• **WORK TO BE COMPLETED**
For each line that holds "JSON", copy the line out.

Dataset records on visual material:
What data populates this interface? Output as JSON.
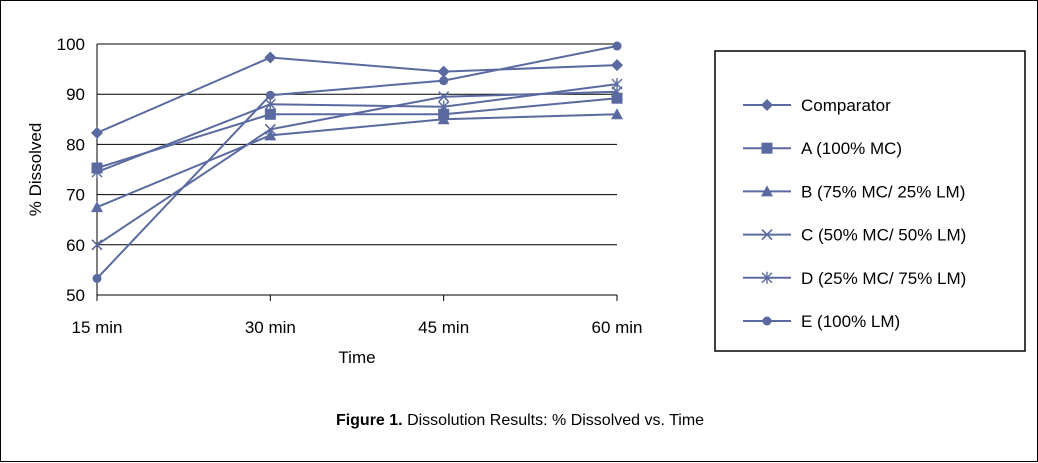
{
  "caption": {
    "label": "Figure 1.",
    "text": " Dissolution Results: % Dissolved vs. Time"
  },
  "colors": {
    "series": "#5a6aa0",
    "grid": "#000000",
    "frame": "#000000"
  },
  "chart_data": {
    "type": "line",
    "title": "",
    "xlabel": "Time",
    "ylabel": "% Dissolved",
    "categories": [
      "15 min",
      "30 min",
      "45 min",
      "60 min"
    ],
    "ylim": [
      50,
      100
    ],
    "yticks": [
      50,
      60,
      70,
      80,
      90,
      100
    ],
    "grid": "horizontal",
    "legend_position": "right",
    "series": [
      {
        "name": "Comparator",
        "marker": "diamond",
        "values": [
          82.3,
          97.3,
          94.5,
          95.8
        ]
      },
      {
        "name": "A (100% MC)",
        "marker": "square",
        "values": [
          75.3,
          86.0,
          86.0,
          89.2
        ]
      },
      {
        "name": "B (75% MC/ 25% LM)",
        "marker": "triangle",
        "values": [
          67.5,
          81.8,
          85.0,
          86.0
        ]
      },
      {
        "name": "C (50% MC/ 50% LM)",
        "marker": "x",
        "values": [
          60.0,
          83.0,
          89.5,
          90.5
        ]
      },
      {
        "name": "D (25% MC/ 75% LM)",
        "marker": "asterisk",
        "values": [
          74.5,
          88.0,
          87.5,
          92.0
        ]
      },
      {
        "name": "E (100% LM)",
        "marker": "circle",
        "values": [
          53.3,
          89.8,
          92.7,
          99.6
        ]
      }
    ]
  }
}
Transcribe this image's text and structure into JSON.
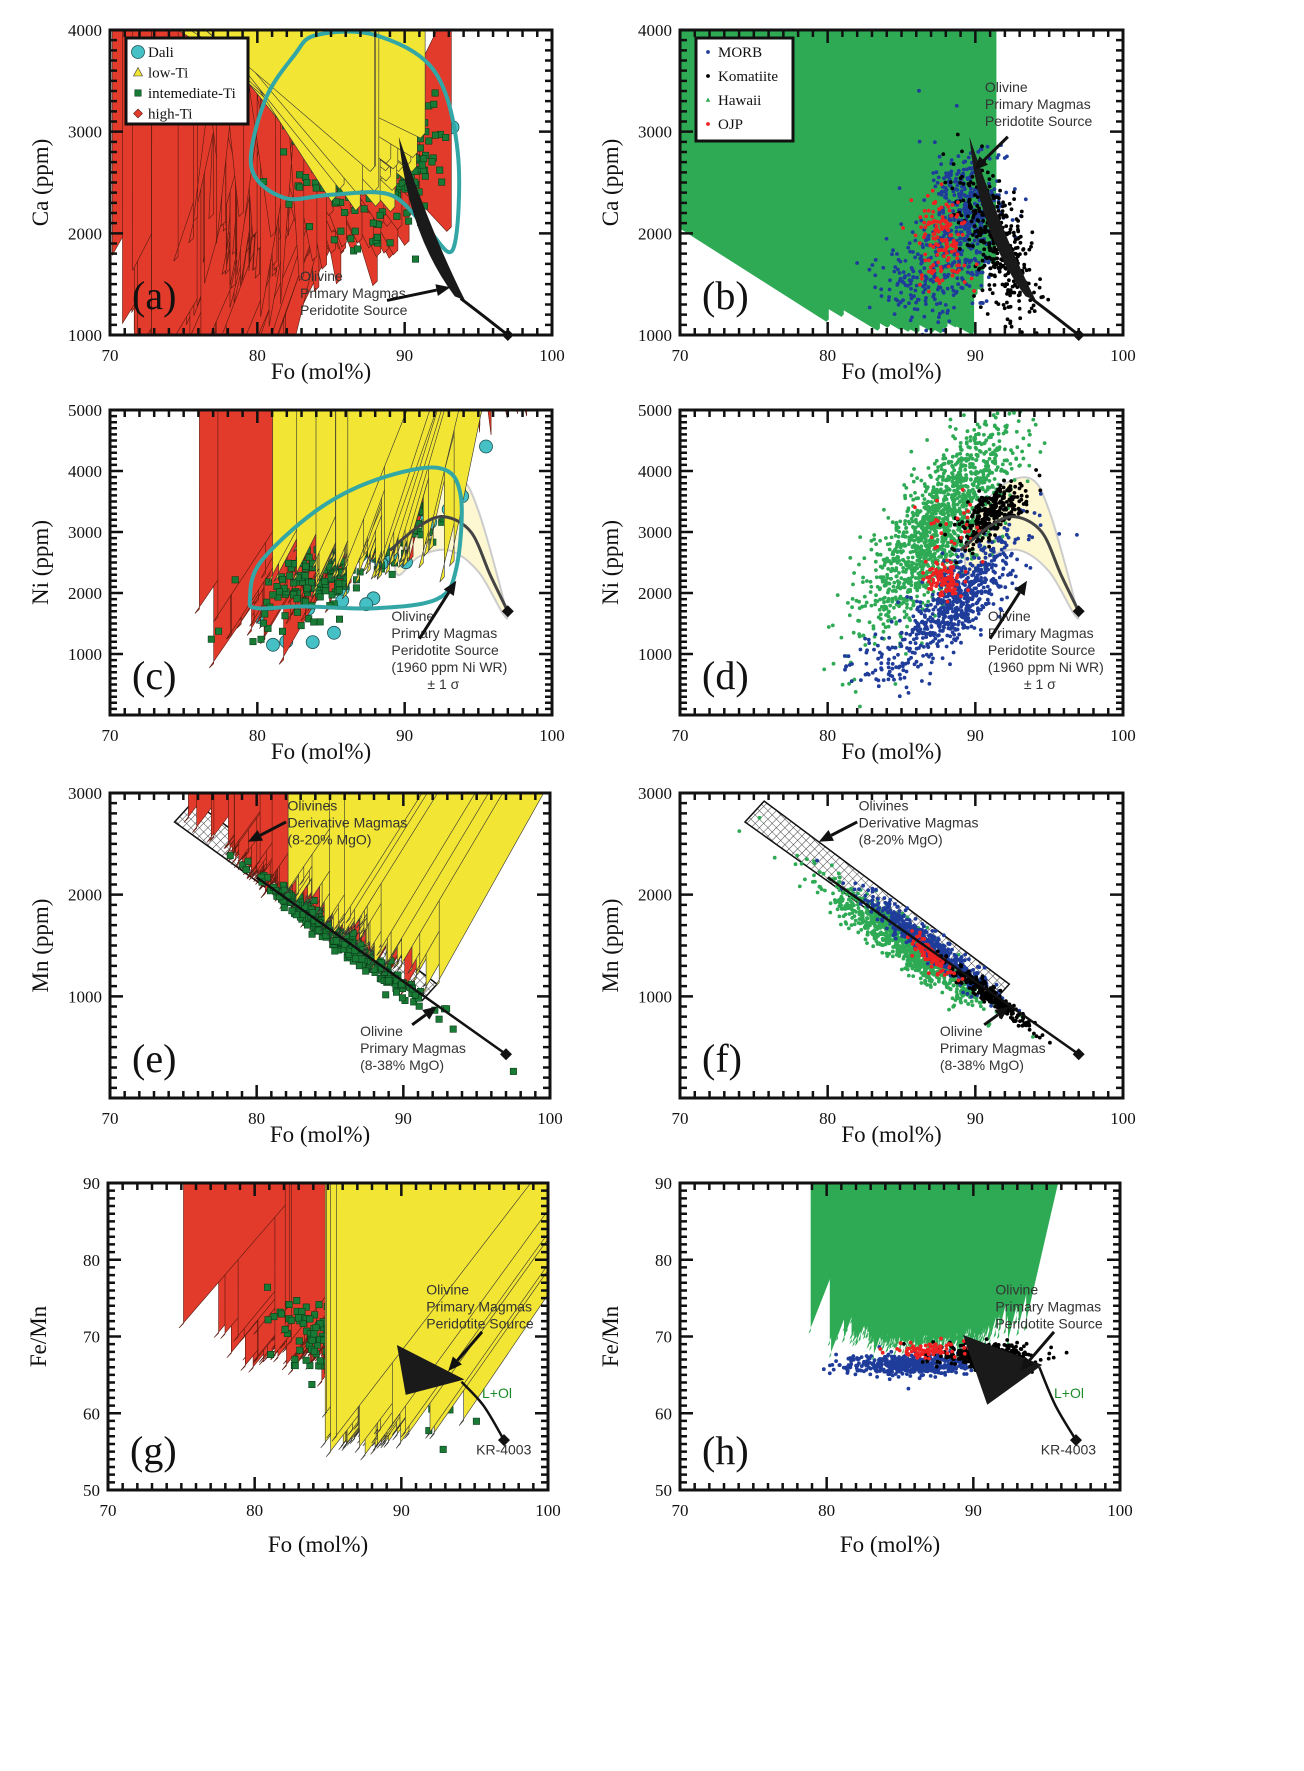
{
  "chart_data": [
    {
      "id": "a",
      "panel_label": "(a)",
      "type": "scatter",
      "xlabel": "Fo (mol%)",
      "ylabel": "Ca (ppm)",
      "xlim": [
        70,
        100
      ],
      "ylim": [
        1000,
        4000
      ],
      "xticks": [
        70,
        80,
        90,
        100
      ],
      "yticks": [
        1000,
        2000,
        3000,
        4000
      ],
      "yminor": 100,
      "legend": {
        "position": "top-left",
        "entries": [
          "Dali",
          "low-Ti",
          "intemediate-Ti",
          "high-Ti"
        ]
      },
      "annotations": {
        "model": [
          "Olivine",
          "Primary Magmas",
          "Peridotite Source"
        ]
      },
      "series": [
        {
          "name": "Dali",
          "marker": "circle",
          "color": "#45c0c4",
          "clusters": [
            {
              "x": [
                87.5,
                2.2
              ],
              "y": [
                3150,
                420
              ],
              "n": 220
            }
          ]
        },
        {
          "name": "high-Ti",
          "marker": "diamond",
          "color": "#e23b2b",
          "clusters": [
            {
              "x": [
                85,
                2.6
              ],
              "y": [
                2350,
                330
              ],
              "n": 420
            },
            {
              "x": [
                80.5,
                2
              ],
              "y": [
                1900,
                250
              ],
              "n": 40
            }
          ]
        },
        {
          "name": "intemediate-Ti",
          "marker": "square",
          "color": "#187a35",
          "clusters": [
            {
              "x": [
                87.8,
                2.2
              ],
              "y": [
                2850,
                400
              ],
              "n": 420
            }
          ]
        },
        {
          "name": "low-Ti",
          "marker": "triangle",
          "color": "#f2e533",
          "clusters": [
            {
              "x": [
                88.5,
                1.3
              ],
              "y": [
                2650,
                200
              ],
              "n": 70
            }
          ]
        }
      ]
    },
    {
      "id": "b",
      "panel_label": "(b)",
      "type": "scatter",
      "xlabel": "Fo (mol%)",
      "ylabel": "Ca (ppm)",
      "xlim": [
        70,
        100
      ],
      "ylim": [
        1000,
        4000
      ],
      "xticks": [
        70,
        80,
        90,
        100
      ],
      "yticks": [
        1000,
        2000,
        3000,
        4000
      ],
      "yminor": 100,
      "legend": {
        "position": "top-left",
        "entries": [
          "MORB",
          "Komatiite",
          "Hawaii",
          "OJP"
        ]
      },
      "annotations": {
        "model": [
          "Olivine",
          "Primary Magmas",
          "Peridotite Source"
        ]
      },
      "series": [
        {
          "name": "Hawaii",
          "marker": "smalltri",
          "color": "#2eaa55",
          "clusters": [
            {
              "x": [
                85.5,
                2.2
              ],
              "y": [
                2150,
                450
              ],
              "n": 1300
            },
            {
              "x": [
                86.5,
                1.5
              ],
              "y": [
                1450,
                200
              ],
              "n": 450
            }
          ]
        },
        {
          "name": "MORB",
          "marker": "dot",
          "color": "#1f3c9a",
          "clusters": [
            {
              "x": [
                89.5,
                1.2
              ],
              "y": [
                2250,
                300
              ],
              "n": 380
            },
            {
              "x": [
                87,
                2
              ],
              "y": [
                1600,
                250
              ],
              "n": 220
            }
          ]
        },
        {
          "name": "Komatiite",
          "marker": "dot",
          "color": "#000000",
          "clusters": [
            {
              "x": [
                91.5,
                1.3
              ],
              "y": [
                1900,
                300
              ],
              "n": 380,
              "slope": -180
            }
          ]
        },
        {
          "name": "OJP",
          "marker": "dot",
          "color": "#ee2222",
          "clusters": [
            {
              "x": [
                87.5,
                0.8
              ],
              "y": [
                2050,
                150
              ],
              "n": 110
            },
            {
              "x": [
                88,
                1.0
              ],
              "y": [
                1650,
                100
              ],
              "n": 40
            }
          ]
        }
      ]
    },
    {
      "id": "c",
      "panel_label": "(c)",
      "type": "scatter",
      "xlabel": "Fo (mol%)",
      "ylabel": "Ni (ppm)",
      "xlim": [
        70,
        100
      ],
      "ylim": [
        0,
        5000
      ],
      "xticks": [
        70,
        80,
        90,
        100
      ],
      "yticks": [
        1000,
        2000,
        3000,
        4000,
        5000
      ],
      "yminor": 100,
      "annotations": {
        "model": [
          "Olivine",
          "Primary Magmas",
          "Peridotite Source",
          "(1960 ppm Ni WR)",
          "± 1 σ"
        ]
      },
      "series": [
        {
          "name": "Dali",
          "marker": "circle",
          "color": "#45c0c4",
          "clusters": [
            {
              "x": [
                87,
                3
              ],
              "y": [
                2900,
                420
              ],
              "n": 140,
              "slope": 180
            }
          ]
        },
        {
          "name": "high-Ti",
          "marker": "diamond",
          "color": "#e23b2b",
          "clusters": [
            {
              "x": [
                85,
                3
              ],
              "y": [
                2700,
                380
              ],
              "n": 380,
              "slope": 180
            }
          ]
        },
        {
          "name": "intemediate-Ti",
          "marker": "square",
          "color": "#187a35",
          "clusters": [
            {
              "x": [
                86.5,
                3
              ],
              "y": [
                2700,
                330
              ],
              "n": 330,
              "slope": 150
            }
          ]
        },
        {
          "name": "low-Ti",
          "marker": "triangle",
          "color": "#f2e533",
          "clusters": [
            {
              "x": [
                87,
                2.5
              ],
              "y": [
                2350,
                200
              ],
              "n": 60
            }
          ]
        }
      ]
    },
    {
      "id": "d",
      "panel_label": "(d)",
      "type": "scatter",
      "xlabel": "Fo (mol%)",
      "ylabel": "Ni (ppm)",
      "xlim": [
        70,
        100
      ],
      "ylim": [
        0,
        5000
      ],
      "xticks": [
        70,
        80,
        90,
        100
      ],
      "yticks": [
        1000,
        2000,
        3000,
        4000,
        5000
      ],
      "yminor": 100,
      "annotations": {
        "model": [
          "Olivine",
          "Primary Magmas",
          "Peridotite Source",
          "(1960 ppm Ni WR)",
          "± 1 σ"
        ]
      },
      "series": [
        {
          "name": "Hawaii",
          "marker": "dot",
          "color": "#2eaa55",
          "clusters": [
            {
              "x": [
                87.5,
                2.5
              ],
              "y": [
                3100,
                550
              ],
              "n": 1400,
              "slope": 250
            }
          ]
        },
        {
          "name": "MORB",
          "marker": "dot",
          "color": "#1f3c9a",
          "clusters": [
            {
              "x": [
                89,
                2
              ],
              "y": [
                1950,
                350
              ],
              "n": 650,
              "slope": 200
            },
            {
              "x": [
                84,
                1.5
              ],
              "y": [
                800,
                200
              ],
              "n": 60
            }
          ]
        },
        {
          "name": "Komatiite",
          "marker": "dot",
          "color": "#000000",
          "clusters": [
            {
              "x": [
                91,
                1.2
              ],
              "y": [
                3300,
                200
              ],
              "n": 280,
              "slope": 150
            }
          ]
        },
        {
          "name": "OJP",
          "marker": "dot",
          "color": "#ee2222",
          "clusters": [
            {
              "x": [
                87.8,
                0.6
              ],
              "y": [
                2250,
                150
              ],
              "n": 100
            },
            {
              "x": [
                88.5,
                1.2
              ],
              "y": [
                3000,
                300
              ],
              "n": 30
            }
          ]
        }
      ]
    },
    {
      "id": "e",
      "panel_label": "(e)",
      "type": "scatter",
      "xlabel": "Fo (mol%)",
      "ylabel": "Mn (ppm)",
      "xlim": [
        70,
        100
      ],
      "ylim": [
        0,
        3000
      ],
      "xticks": [
        70,
        80,
        90,
        100
      ],
      "yticks": [
        1000,
        2000,
        3000
      ],
      "yminor": 100,
      "annotations": {
        "derivative": [
          "Olivines",
          "Derivative Magmas",
          "(8-20% MgO)"
        ],
        "model": [
          "Olivine",
          "Primary Magmas",
          "(8-38% MgO)"
        ]
      },
      "series": [
        {
          "name": "high-Ti",
          "marker": "diamond",
          "color": "#e23b2b",
          "clusters": [
            {
              "x": [
                83,
                2.5
              ],
              "y": [
                1870,
                60
              ],
              "n": 330,
              "slope": -110
            }
          ]
        },
        {
          "name": "intemediate-Ti",
          "marker": "square",
          "color": "#187a35",
          "clusters": [
            {
              "x": [
                86,
                2.8
              ],
              "y": [
                1530,
                60
              ],
              "n": 330,
              "slope": -110
            }
          ]
        },
        {
          "name": "low-Ti",
          "marker": "triangle",
          "color": "#f2e533",
          "clusters": [
            {
              "x": [
                87,
                2.2
              ],
              "y": [
                1560,
                110
              ],
              "n": 80,
              "slope": -110
            }
          ]
        }
      ]
    },
    {
      "id": "f",
      "panel_label": "(f)",
      "type": "scatter",
      "xlabel": "Fo (mol%)",
      "ylabel": "Mn (ppm)",
      "xlim": [
        70,
        100
      ],
      "ylim": [
        0,
        3000
      ],
      "xticks": [
        70,
        80,
        90,
        100
      ],
      "yticks": [
        1000,
        2000,
        3000
      ],
      "yminor": 100,
      "annotations": {
        "derivative": [
          "Olivines",
          "Derivative Magmas",
          "(8-20% MgO)"
        ],
        "model": [
          "Olivine",
          "Primary Magmas",
          "(8-38% MgO)"
        ]
      },
      "series": [
        {
          "name": "Hawaii",
          "marker": "dot",
          "color": "#2eaa55",
          "clusters": [
            {
              "x": [
                85,
                2.5
              ],
              "y": [
                1530,
                110
              ],
              "n": 850,
              "slope": -110
            }
          ]
        },
        {
          "name": "MORB",
          "marker": "dot",
          "color": "#1f3c9a",
          "clusters": [
            {
              "x": [
                87,
                2.2
              ],
              "y": [
                1490,
                70
              ],
              "n": 550,
              "slope": -110
            }
          ]
        },
        {
          "name": "Komatiite",
          "marker": "dot",
          "color": "#000000",
          "clusters": [
            {
              "x": [
                91,
                1.5
              ],
              "y": [
                1010,
                50
              ],
              "n": 280,
              "slope": -110
            }
          ]
        },
        {
          "name": "OJP",
          "marker": "dot",
          "color": "#ee2222",
          "clusters": [
            {
              "x": [
                87,
                0.8
              ],
              "y": [
                1400,
                60
              ],
              "n": 100,
              "slope": -110
            }
          ]
        }
      ]
    },
    {
      "id": "g",
      "panel_label": "(g)",
      "type": "scatter",
      "xlabel": "Fo (mol%)",
      "ylabel": "Fe/Mn",
      "xlim": [
        70,
        100
      ],
      "ylim": [
        50,
        90
      ],
      "xticks": [
        70,
        80,
        90,
        100
      ],
      "yticks": [
        50,
        60,
        70,
        80,
        90
      ],
      "yminor": 1,
      "annotations": {
        "model": [
          "Olivine",
          "Primary Magmas",
          "Peridotite Source"
        ],
        "field": "L+Ol",
        "sample": "KR-4003"
      },
      "series": [
        {
          "name": "high-Ti",
          "marker": "diamond",
          "color": "#e23b2b",
          "clusters": [
            {
              "x": [
                84,
                2.2
              ],
              "y": [
                70,
                2.2
              ],
              "n": 330
            }
          ]
        },
        {
          "name": "intemediate-Ti",
          "marker": "square",
          "color": "#187a35",
          "clusters": [
            {
              "x": [
                87,
                2.8
              ],
              "y": [
                67,
                2.3
              ],
              "n": 330,
              "slope": -0.8
            }
          ]
        },
        {
          "name": "low-Ti",
          "marker": "triangle",
          "color": "#f2e533",
          "clusters": [
            {
              "x": [
                88,
                1.8
              ],
              "y": [
                56.8,
                1.3
              ],
              "n": 90
            }
          ]
        }
      ]
    },
    {
      "id": "h",
      "panel_label": "(h)",
      "type": "scatter",
      "xlabel": "Fo (mol%)",
      "ylabel": "Fe/Mn",
      "xlim": [
        70,
        100
      ],
      "ylim": [
        50,
        90
      ],
      "xticks": [
        70,
        80,
        90,
        100
      ],
      "yticks": [
        50,
        60,
        70,
        80,
        90
      ],
      "yminor": 1,
      "annotations": {
        "model": [
          "Olivine",
          "Primary Magmas",
          "Peridotite Source"
        ],
        "field": "L+Ol",
        "sample": "KR-4003"
      },
      "series": [
        {
          "name": "Hawaii",
          "marker": "smalltri",
          "color": "#2eaa55",
          "clusters": [
            {
              "x": [
                86.5,
                2.3
              ],
              "y": [
                70,
                1
              ],
              "n": 850
            }
          ]
        },
        {
          "name": "MORB",
          "marker": "dot",
          "color": "#1f3c9a",
          "clusters": [
            {
              "x": [
                86,
                2.5
              ],
              "y": [
                66.3,
                0.7
              ],
              "n": 480
            }
          ]
        },
        {
          "name": "Komatiite",
          "marker": "dot",
          "color": "#000000",
          "clusters": [
            {
              "x": [
                91,
                1.6
              ],
              "y": [
                67.6,
                0.7
              ],
              "n": 380
            }
          ]
        },
        {
          "name": "OJP",
          "marker": "dot",
          "color": "#ee2222",
          "clusters": [
            {
              "x": [
                87,
                1.2
              ],
              "y": [
                68.2,
                0.5
              ],
              "n": 80
            }
          ]
        }
      ]
    }
  ]
}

• **RIGHT ANSWER**
What data populates this interface? Output as JSON.
Transcribe this image's text and structure into JSON.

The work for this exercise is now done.